#### Written task A:
In the Naive Bayes explanation below, what total risk value makes the guard declare a person potentially dangerous?

[Begin Source document]

This is a repost of my quora answer to the question:

In layman's terms, how does Naive Bayes work?

Suppose that you are a working as a security guard at the airport. Your task is to look at people who pass the security line and pick some of them as being worthy of a more detailed screening. Now, of course, telling whether a person is a potential criminal or not by just looking at him/her is hard, if at all possible, but you need to do something. You have been put there for some reason, after all.

One of the simplest ways to approach the problem, mentally, is the following. You assign a "risk value" for each person. At the beginning (when you don't have any information about the person at all) you set this value to zero.

Now you start studying various features of the person in front of you: is it a male or a female? Is it a kid? Is he behaving nervously? Is he carrying a big bag? Is he alone? Did the metal detector beep? Is he a foreigner? etc. For each of those features you know (subconsciously due to your presuppositions, or from actual statistics) the average increase or decrease in risk of the person being a criminal that it entails. For example, if you know that the proportion of males among criminals is the same as the proportion of males among non-criminals, observing that a person is male will not affect his risk value at all. If, however, there are more males among criminals (suppose the percentage is, say, 70%) than among decent people (where the proportion is around 50%), observing that a person in front of you is a male will increase the "risk level" by some amount (the value is *log(70%/50%) ~ 0.3*, to be precise). Then you see that a person is nervous. OK, you think, 90% of criminals are nervous, but only 50% of normal people are. This means that nervousness should entail a further risk increase (of *log(0.9/0.5) ~ 0.6*, to be technical again, so by now you have counted a total risk value of 0.9). Then you notice it is a kid. Wow, there is only 1% of kids among criminals, but around 10% among normal people. Therefore, the risk value change due to this observation will be negative (*log(0.01/0.10) ~ -2.3*, so your totals are around -1.4 by now).

You can continue this as long as you want, including more and more features, each of which will modify your total risk value by either increasing it (if you know this particular feature is more representative of a criminal) or decreasing (if the features is more representative of a decent person). When you are done collecting the features, all is left for you is to compare the result with some threshold level. Say, if the total risk value exceeds 10, you declare the person in front of you to be potentially dangerous and take it into a detailed screening.

[End Source document]
[Begin Data for this exercise]

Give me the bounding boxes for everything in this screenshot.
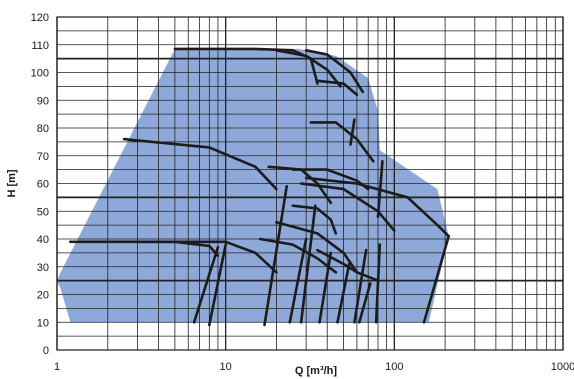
envelope-area-group: [57, 48, 449, 323]
pump-curve: [267, 165, 333, 205]
pump-curve: [316, 79, 359, 96]
y-tick-label: 20: [37, 290, 49, 302]
pump-curve: [304, 176, 450, 238]
pump-curve: [136, 240, 278, 274]
pump-curve: [258, 237, 338, 274]
pump-curve: [122, 137, 278, 191]
x-tick-label: 10: [220, 361, 232, 373]
y-tick-label: 10: [37, 317, 49, 329]
y-tick-label: 110: [31, 40, 49, 52]
grid-group: [56, 16, 564, 351]
pump-curve: [291, 204, 338, 235]
pump-curve: [275, 221, 359, 274]
y-tick-label: 60: [37, 179, 49, 191]
pump-curve: [304, 49, 365, 94]
pump-curve: [349, 118, 356, 146]
y-tick-label: 100: [31, 68, 49, 80]
pump-curve: [173, 47, 319, 85]
pump-curve: [353, 248, 368, 324]
pump-curve: [376, 160, 384, 219]
x-tick-label: 1: [54, 361, 60, 373]
y-tick-label: 40: [37, 234, 49, 246]
pump-curve: [192, 246, 220, 324]
pump-curve: [318, 251, 333, 324]
pump-curve: [299, 182, 396, 232]
pump-curve: [358, 282, 372, 324]
plot-frame: [56, 16, 564, 351]
y-tick-label: 50: [37, 206, 49, 218]
y-axis-label: H [m]: [6, 169, 18, 197]
pump-curve: [299, 204, 317, 324]
y-tick-label: 30: [37, 262, 49, 274]
x-tick-label: 100: [385, 361, 403, 373]
x-tick-label: 1000: [551, 361, 574, 373]
y-tick-label: 80: [37, 123, 49, 135]
pump-curve: [336, 262, 351, 324]
pump-curves-group: [69, 47, 450, 327]
pump-curve: [275, 49, 342, 88]
pump-curve: [69, 240, 220, 257]
pump-curve: [288, 237, 308, 324]
pump-curve: [374, 243, 382, 324]
pump-curve: [208, 243, 227, 327]
y-tick-label: 0: [43, 345, 49, 357]
y-tick-label: 90: [37, 95, 49, 107]
pump-curve: [422, 234, 450, 324]
y-tick-label: 120: [31, 12, 49, 24]
pump-curve: [263, 185, 288, 327]
x-axis-label: Q [m³/h]: [295, 365, 337, 377]
pump-curve: [309, 121, 375, 163]
operating-envelope-area: [57, 48, 449, 323]
y-tick-label: 70: [37, 151, 49, 163]
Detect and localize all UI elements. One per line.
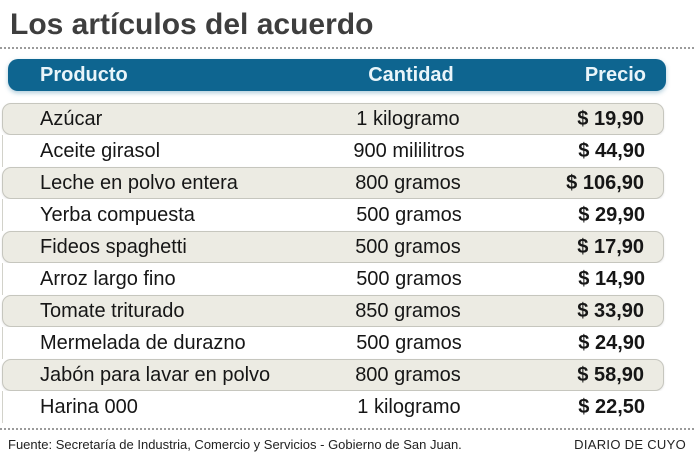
price-cell: $ 19,90 xyxy=(577,107,644,130)
product-cell: Fideos spaghetti xyxy=(40,235,187,258)
table-row: Aceite girasol 900 mililitros $ 44,90 xyxy=(2,135,664,167)
table-header: Producto Cantidad Precio xyxy=(8,59,666,91)
quantity-cell: 850 gramos xyxy=(355,299,461,322)
table-row: Yerba compuesta 500 gramos $ 29,90 xyxy=(2,199,664,231)
price-table: Azúcar 1 kilogramo $ 19,90 Aceite giraso… xyxy=(2,103,664,423)
table-row: Azúcar 1 kilogramo $ 19,90 xyxy=(2,103,664,135)
product-cell: Aceite girasol xyxy=(40,139,161,162)
divider-top xyxy=(0,47,694,49)
source-note: Fuente: Secretaría de Industria, Comerci… xyxy=(8,437,462,452)
price-cell: $ 17,90 xyxy=(577,235,644,258)
product-cell: Yerba compuesta xyxy=(40,203,195,226)
quantity-cell: 500 gramos xyxy=(356,331,462,354)
table-row: Harina 000 1 kilogramo $ 22,50 xyxy=(2,391,664,423)
table-row: Tomate triturado 850 gramos $ 33,90 xyxy=(2,295,664,327)
page-title: Los artículos del acuerdo xyxy=(10,8,374,41)
price-cell: $ 44,90 xyxy=(578,139,645,162)
quantity-cell: 900 mililitros xyxy=(353,139,465,162)
price-cell: $ 22,50 xyxy=(578,395,645,418)
table-row: Jabón para lavar en polvo 800 gramos $ 5… xyxy=(2,359,664,391)
table-row: Fideos spaghetti 500 gramos $ 17,90 xyxy=(2,231,664,263)
price-cell: $ 106,90 xyxy=(566,171,644,194)
quantity-cell: 500 gramos xyxy=(356,267,462,290)
quantity-cell: 800 gramos xyxy=(355,363,461,386)
product-cell: Azúcar xyxy=(40,107,103,130)
quantity-cell: 1 kilogramo xyxy=(356,107,460,130)
table-row: Leche en polvo entera 800 gramos $ 106,9… xyxy=(2,167,664,199)
publisher-credit: DIARIO DE CUYO xyxy=(574,437,686,452)
footer: Fuente: Secretaría de Industria, Comerci… xyxy=(8,437,686,452)
quantity-cell: 1 kilogramo xyxy=(357,395,461,418)
price-cell: $ 33,90 xyxy=(577,299,644,322)
product-cell: Arroz largo fino xyxy=(40,267,176,290)
product-cell: Jabón para lavar en polvo xyxy=(40,363,271,386)
price-cell: $ 29,90 xyxy=(578,203,645,226)
column-header-cantidad: Cantidad xyxy=(368,63,454,86)
column-header-producto: Producto xyxy=(40,63,128,86)
quantity-cell: 500 gramos xyxy=(355,235,461,258)
price-cell: $ 58,90 xyxy=(577,363,644,386)
price-cell: $ 14,90 xyxy=(578,267,645,290)
price-cell: $ 24,90 xyxy=(578,331,645,354)
quantity-cell: 500 gramos xyxy=(356,203,462,226)
quantity-cell: 800 gramos xyxy=(355,171,461,194)
product-cell: Tomate triturado xyxy=(40,299,185,322)
product-cell: Leche en polvo entera xyxy=(40,171,238,194)
product-cell: Harina 000 xyxy=(40,395,138,418)
table-row: Mermelada de durazno 500 gramos $ 24,90 xyxy=(2,327,664,359)
table-row: Arroz largo fino 500 gramos $ 14,90 xyxy=(2,263,664,295)
divider-bottom xyxy=(0,428,694,430)
product-cell: Mermelada de durazno xyxy=(40,331,246,354)
column-header-precio: Precio xyxy=(584,63,646,86)
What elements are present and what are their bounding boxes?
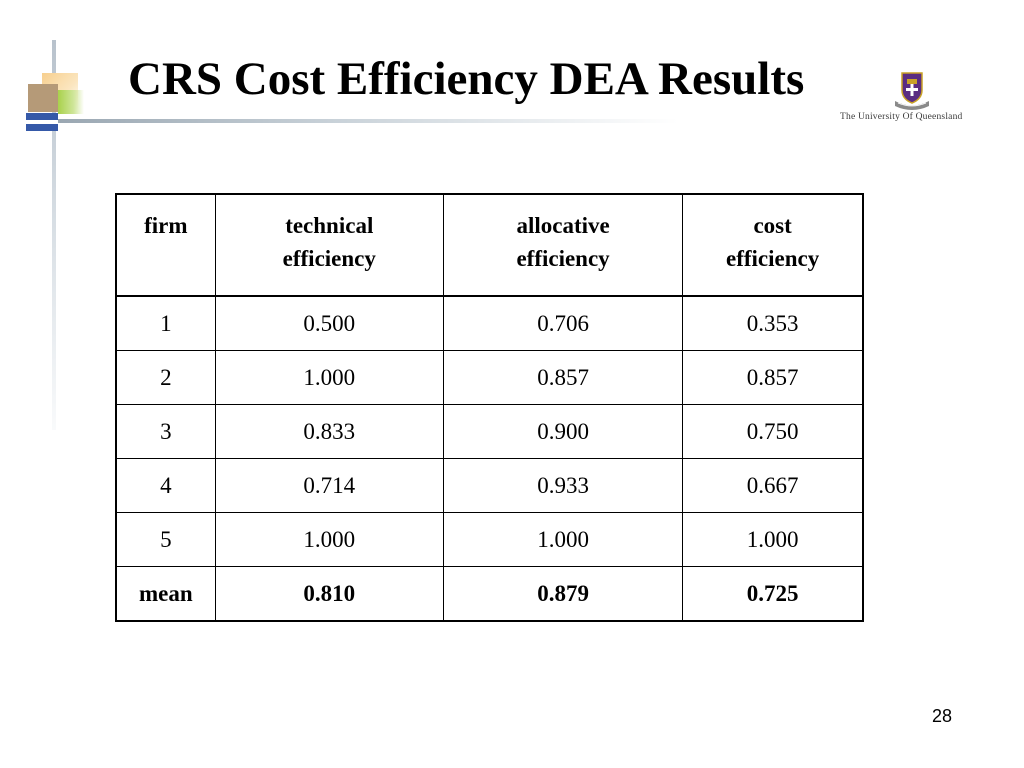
col-header-allocative-efficiency: allocative efficiency <box>442 193 684 297</box>
col-header-technical-efficiency: technical efficiency <box>214 193 444 297</box>
cell-mean-technical: 0.810 <box>214 566 444 622</box>
cell-firm: 4 <box>115 458 216 513</box>
cell-firm: 3 <box>115 404 216 459</box>
table-row: 2 1.000 0.857 0.857 <box>115 350 864 405</box>
decor-square-green <box>58 90 84 114</box>
university-crest-icon <box>895 72 929 110</box>
table-row: 5 1.000 1.000 1.000 <box>115 512 864 567</box>
slide-title: CRS Cost Efficiency DEA Results <box>128 53 805 105</box>
vertical-rule <box>52 40 56 430</box>
table-mean-row: mean 0.810 0.879 0.725 <box>115 566 864 622</box>
efficiency-results-table: firm technical efficiency allocative eff… <box>115 193 864 622</box>
cell-technical: 0.714 <box>214 458 444 513</box>
cell-firm: 1 <box>115 295 216 351</box>
page-number: 28 <box>932 706 953 726</box>
table-row: 1 0.500 0.706 0.353 <box>115 295 864 351</box>
table-header-row: firm technical efficiency allocative eff… <box>115 193 864 297</box>
cell-technical: 0.500 <box>214 295 444 351</box>
decor-square-tan <box>28 84 58 112</box>
cell-cost: 0.857 <box>682 350 864 405</box>
cell-allocative: 0.857 <box>442 350 684 405</box>
cell-cost: 0.667 <box>682 458 864 513</box>
cell-allocative: 0.706 <box>442 295 684 351</box>
cell-cost: 1.000 <box>682 512 864 567</box>
cell-allocative: 0.933 <box>442 458 684 513</box>
col-header-firm: firm <box>115 193 216 297</box>
cell-mean-label: mean <box>115 566 216 622</box>
cell-mean-cost: 0.725 <box>682 566 864 622</box>
cell-cost: 0.750 <box>682 404 864 459</box>
cell-mean-allocative: 0.879 <box>442 566 684 622</box>
table-row: 4 0.714 0.933 0.667 <box>115 458 864 513</box>
cell-firm: 5 <box>115 512 216 567</box>
table-row: 3 0.833 0.900 0.750 <box>115 404 864 459</box>
cell-technical: 1.000 <box>214 350 444 405</box>
col-header-cost-efficiency: cost efficiency <box>682 193 864 297</box>
cell-cost: 0.353 <box>682 295 864 351</box>
cell-technical: 0.833 <box>214 404 444 459</box>
cell-allocative: 1.000 <box>442 512 684 567</box>
decor-square-blue-stripe <box>26 120 58 124</box>
cell-technical: 1.000 <box>214 512 444 567</box>
cell-allocative: 0.900 <box>442 404 684 459</box>
title-underline <box>58 119 678 123</box>
university-name: The University Of Queensland <box>840 112 963 122</box>
cell-firm: 2 <box>115 350 216 405</box>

[End Data for this exercise]

#### Written task B:
Duplicate the lines of the records above, beginning with the line that contains "envelope-area-group: [57, 48, 449, 323]" and continuing through the line that contains "y-tick-label: 80: [37, 123, 49, 135]".

#### Final answer A:
A total risk value that exceeds 10.

#### Final answer B:
envelope-area-group: [57, 48, 449, 323]
pump-curve: [267, 165, 333, 205]
pump-curve: [316, 79, 359, 96]
y-tick-label: 20: [37, 290, 49, 302]
pump-curve: [304, 176, 450, 238]
pump-curve: [136, 240, 278, 274]
pump-curve: [258, 237, 338, 274]
pump-curve: [122, 137, 278, 191]
x-tick-label: 10: [220, 361, 232, 373]
y-tick-label: 10: [37, 317, 49, 329]
y-tick-label: 110: [31, 40, 49, 52]
grid-group: [56, 16, 564, 351]
pump-curve: [291, 204, 338, 235]
pump-curve: [275, 221, 359, 274]
y-tick-label: 60: [37, 179, 49, 191]
pump-curve: [304, 49, 365, 94]
pump-curve: [349, 118, 356, 146]
y-tick-label: 100: [31, 68, 49, 80]
pump-curve: [173, 47, 319, 85]
pump-curve: [353, 248, 368, 324]
pump-curve: [376, 160, 384, 219]
x-tick-label: 1: [54, 361, 60, 373]
y-tick-label: 40: [37, 234, 49, 246]
pump-curve: [192, 246, 220, 324]
pump-curve: [318, 251, 333, 324]
pump-curve: [299, 182, 396, 232]
pump-curve: [358, 282, 372, 324]
plot-frame: [56, 16, 564, 351]
y-tick-label: 50: [37, 206, 49, 218]
y-axis-label: H [m]: [6, 169, 18, 197]
pump-curve: [299, 204, 317, 324]
y-tick-label: 30: [37, 262, 49, 274]
x-tick-label: 100: [385, 361, 403, 373]
x-tick-label: 1000: [551, 361, 574, 373]
y-tick-label: 80: [37, 123, 49, 135]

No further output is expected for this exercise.